Task directions = Wherever a line of the listing holds the string "with", copy that line.
——
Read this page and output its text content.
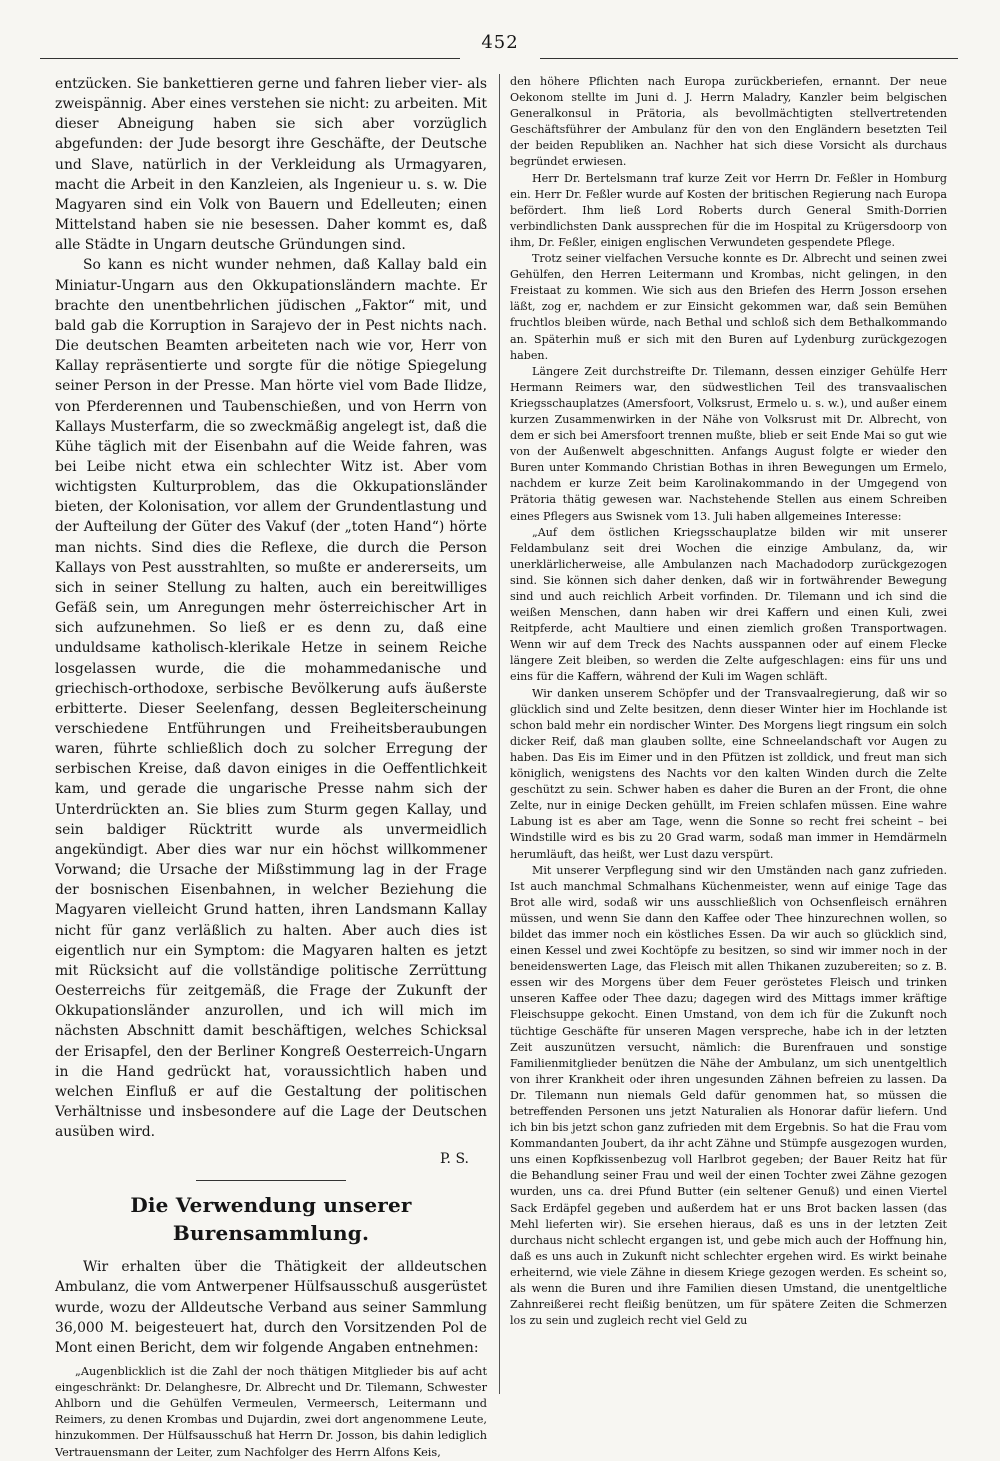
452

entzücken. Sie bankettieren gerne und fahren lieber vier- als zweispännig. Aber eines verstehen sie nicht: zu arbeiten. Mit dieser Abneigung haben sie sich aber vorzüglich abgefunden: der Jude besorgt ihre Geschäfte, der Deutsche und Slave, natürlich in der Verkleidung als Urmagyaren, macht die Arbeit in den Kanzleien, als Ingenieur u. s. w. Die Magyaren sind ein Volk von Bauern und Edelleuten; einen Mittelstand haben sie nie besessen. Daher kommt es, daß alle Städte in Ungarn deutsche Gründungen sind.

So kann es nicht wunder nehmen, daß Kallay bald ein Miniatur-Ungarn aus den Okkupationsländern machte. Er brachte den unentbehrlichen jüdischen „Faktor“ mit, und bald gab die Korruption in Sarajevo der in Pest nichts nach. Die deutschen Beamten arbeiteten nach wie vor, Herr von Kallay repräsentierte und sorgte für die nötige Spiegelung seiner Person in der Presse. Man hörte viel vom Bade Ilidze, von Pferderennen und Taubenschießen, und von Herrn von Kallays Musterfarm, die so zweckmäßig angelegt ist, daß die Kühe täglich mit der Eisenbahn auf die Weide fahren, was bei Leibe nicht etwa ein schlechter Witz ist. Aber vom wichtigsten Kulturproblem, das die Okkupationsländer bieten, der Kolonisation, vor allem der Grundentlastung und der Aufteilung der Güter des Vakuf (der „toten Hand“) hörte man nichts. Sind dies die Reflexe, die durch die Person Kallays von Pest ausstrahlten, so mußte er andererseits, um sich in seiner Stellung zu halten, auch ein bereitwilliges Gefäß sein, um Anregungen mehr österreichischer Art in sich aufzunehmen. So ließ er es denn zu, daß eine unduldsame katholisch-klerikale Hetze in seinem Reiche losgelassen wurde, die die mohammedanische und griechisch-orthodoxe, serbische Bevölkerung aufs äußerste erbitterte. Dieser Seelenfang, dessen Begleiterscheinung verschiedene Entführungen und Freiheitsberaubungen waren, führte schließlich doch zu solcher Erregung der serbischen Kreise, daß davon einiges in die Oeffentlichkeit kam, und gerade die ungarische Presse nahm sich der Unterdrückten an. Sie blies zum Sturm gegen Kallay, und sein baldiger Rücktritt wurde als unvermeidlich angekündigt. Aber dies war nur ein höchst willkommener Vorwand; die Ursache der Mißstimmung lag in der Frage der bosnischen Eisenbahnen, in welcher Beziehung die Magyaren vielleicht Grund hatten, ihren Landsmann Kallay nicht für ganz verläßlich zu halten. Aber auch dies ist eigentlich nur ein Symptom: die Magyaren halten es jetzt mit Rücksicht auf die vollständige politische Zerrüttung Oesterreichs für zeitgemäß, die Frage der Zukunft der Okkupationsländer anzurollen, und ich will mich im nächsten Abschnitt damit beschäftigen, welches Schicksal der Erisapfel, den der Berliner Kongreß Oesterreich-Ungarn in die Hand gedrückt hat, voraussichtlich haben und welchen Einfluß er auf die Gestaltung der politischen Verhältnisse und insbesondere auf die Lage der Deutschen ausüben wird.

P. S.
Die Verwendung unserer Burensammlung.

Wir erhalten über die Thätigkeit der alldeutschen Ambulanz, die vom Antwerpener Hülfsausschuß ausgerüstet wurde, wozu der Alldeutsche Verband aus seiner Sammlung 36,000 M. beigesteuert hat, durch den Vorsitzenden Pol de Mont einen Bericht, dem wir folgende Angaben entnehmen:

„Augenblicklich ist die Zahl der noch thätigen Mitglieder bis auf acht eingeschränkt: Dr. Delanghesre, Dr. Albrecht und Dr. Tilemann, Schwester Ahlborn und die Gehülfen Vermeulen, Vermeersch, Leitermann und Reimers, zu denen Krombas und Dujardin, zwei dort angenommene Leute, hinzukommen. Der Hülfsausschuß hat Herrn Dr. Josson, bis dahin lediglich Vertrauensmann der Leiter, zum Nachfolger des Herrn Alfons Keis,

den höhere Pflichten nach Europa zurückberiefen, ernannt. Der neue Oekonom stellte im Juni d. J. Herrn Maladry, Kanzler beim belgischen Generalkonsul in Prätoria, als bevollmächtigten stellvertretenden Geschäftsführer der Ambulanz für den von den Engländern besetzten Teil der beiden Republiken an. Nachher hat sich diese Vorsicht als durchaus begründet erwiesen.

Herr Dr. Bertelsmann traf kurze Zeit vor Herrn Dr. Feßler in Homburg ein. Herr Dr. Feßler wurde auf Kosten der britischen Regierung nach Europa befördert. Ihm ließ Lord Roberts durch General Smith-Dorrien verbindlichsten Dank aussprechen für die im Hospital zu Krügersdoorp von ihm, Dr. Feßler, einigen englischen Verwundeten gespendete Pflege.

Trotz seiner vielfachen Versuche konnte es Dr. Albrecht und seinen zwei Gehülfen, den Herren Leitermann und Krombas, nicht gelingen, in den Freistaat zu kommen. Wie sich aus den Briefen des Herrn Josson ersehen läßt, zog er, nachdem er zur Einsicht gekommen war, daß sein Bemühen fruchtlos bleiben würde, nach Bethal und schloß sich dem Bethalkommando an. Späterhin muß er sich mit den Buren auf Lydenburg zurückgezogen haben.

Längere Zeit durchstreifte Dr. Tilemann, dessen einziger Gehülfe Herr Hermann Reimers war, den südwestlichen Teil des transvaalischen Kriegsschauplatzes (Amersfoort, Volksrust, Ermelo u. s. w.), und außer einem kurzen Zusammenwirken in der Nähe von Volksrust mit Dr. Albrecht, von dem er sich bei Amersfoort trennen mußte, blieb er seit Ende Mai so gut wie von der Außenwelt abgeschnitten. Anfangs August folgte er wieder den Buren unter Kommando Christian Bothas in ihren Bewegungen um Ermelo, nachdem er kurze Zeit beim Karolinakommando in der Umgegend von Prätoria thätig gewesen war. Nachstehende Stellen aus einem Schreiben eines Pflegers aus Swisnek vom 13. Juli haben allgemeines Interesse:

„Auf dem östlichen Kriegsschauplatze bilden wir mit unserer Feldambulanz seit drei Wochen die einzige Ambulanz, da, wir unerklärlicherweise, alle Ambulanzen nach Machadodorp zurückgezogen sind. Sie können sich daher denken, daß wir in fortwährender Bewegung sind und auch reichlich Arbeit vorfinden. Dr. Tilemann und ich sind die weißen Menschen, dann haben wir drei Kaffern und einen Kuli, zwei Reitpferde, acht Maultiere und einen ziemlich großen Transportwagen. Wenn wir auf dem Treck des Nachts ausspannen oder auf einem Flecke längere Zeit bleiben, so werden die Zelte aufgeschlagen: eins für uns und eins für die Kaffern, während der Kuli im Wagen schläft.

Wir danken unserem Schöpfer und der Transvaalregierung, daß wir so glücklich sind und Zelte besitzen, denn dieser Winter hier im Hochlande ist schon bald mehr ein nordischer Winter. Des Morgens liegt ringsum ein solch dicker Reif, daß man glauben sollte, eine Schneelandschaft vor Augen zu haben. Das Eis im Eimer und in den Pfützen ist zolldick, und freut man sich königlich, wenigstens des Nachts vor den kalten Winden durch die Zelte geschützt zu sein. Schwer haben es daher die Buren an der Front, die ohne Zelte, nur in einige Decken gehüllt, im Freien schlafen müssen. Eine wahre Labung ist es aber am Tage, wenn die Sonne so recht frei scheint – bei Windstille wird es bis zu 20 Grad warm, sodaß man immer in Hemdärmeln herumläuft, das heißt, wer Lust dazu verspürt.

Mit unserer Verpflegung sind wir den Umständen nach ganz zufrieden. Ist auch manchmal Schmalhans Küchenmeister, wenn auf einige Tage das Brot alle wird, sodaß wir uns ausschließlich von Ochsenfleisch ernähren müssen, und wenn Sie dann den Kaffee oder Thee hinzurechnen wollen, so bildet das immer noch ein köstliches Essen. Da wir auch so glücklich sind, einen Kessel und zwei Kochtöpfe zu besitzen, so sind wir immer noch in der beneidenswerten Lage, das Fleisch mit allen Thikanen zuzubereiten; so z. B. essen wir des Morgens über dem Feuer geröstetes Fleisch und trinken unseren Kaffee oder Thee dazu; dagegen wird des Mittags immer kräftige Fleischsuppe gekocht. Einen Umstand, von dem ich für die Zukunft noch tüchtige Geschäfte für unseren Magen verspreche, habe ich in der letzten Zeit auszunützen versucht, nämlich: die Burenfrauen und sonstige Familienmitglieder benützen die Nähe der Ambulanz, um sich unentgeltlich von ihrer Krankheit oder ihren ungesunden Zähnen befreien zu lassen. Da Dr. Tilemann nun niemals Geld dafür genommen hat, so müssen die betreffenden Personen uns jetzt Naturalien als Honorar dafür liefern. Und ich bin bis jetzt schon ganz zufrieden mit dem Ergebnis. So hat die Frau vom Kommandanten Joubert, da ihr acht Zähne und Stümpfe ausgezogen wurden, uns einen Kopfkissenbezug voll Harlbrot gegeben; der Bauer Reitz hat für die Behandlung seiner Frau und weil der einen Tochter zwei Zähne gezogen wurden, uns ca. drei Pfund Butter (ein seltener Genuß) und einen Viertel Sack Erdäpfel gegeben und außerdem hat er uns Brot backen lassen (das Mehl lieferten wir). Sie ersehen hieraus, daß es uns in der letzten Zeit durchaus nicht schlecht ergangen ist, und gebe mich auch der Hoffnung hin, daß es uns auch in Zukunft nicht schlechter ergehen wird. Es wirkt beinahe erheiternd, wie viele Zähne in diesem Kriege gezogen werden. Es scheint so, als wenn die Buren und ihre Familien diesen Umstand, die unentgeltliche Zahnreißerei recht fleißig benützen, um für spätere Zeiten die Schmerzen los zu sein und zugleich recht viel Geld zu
——
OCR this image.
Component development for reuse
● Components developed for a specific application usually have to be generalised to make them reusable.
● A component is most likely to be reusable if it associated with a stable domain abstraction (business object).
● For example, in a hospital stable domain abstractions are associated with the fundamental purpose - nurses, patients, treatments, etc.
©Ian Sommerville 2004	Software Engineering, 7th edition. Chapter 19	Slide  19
——
Your solution =
● A component is most likely to be reusable if it associated with a stable domain abstraction (business object).
● For example, in a hospital stable domain abstractions are associated with the fundamental purpose - nurses, patients, treatments, etc.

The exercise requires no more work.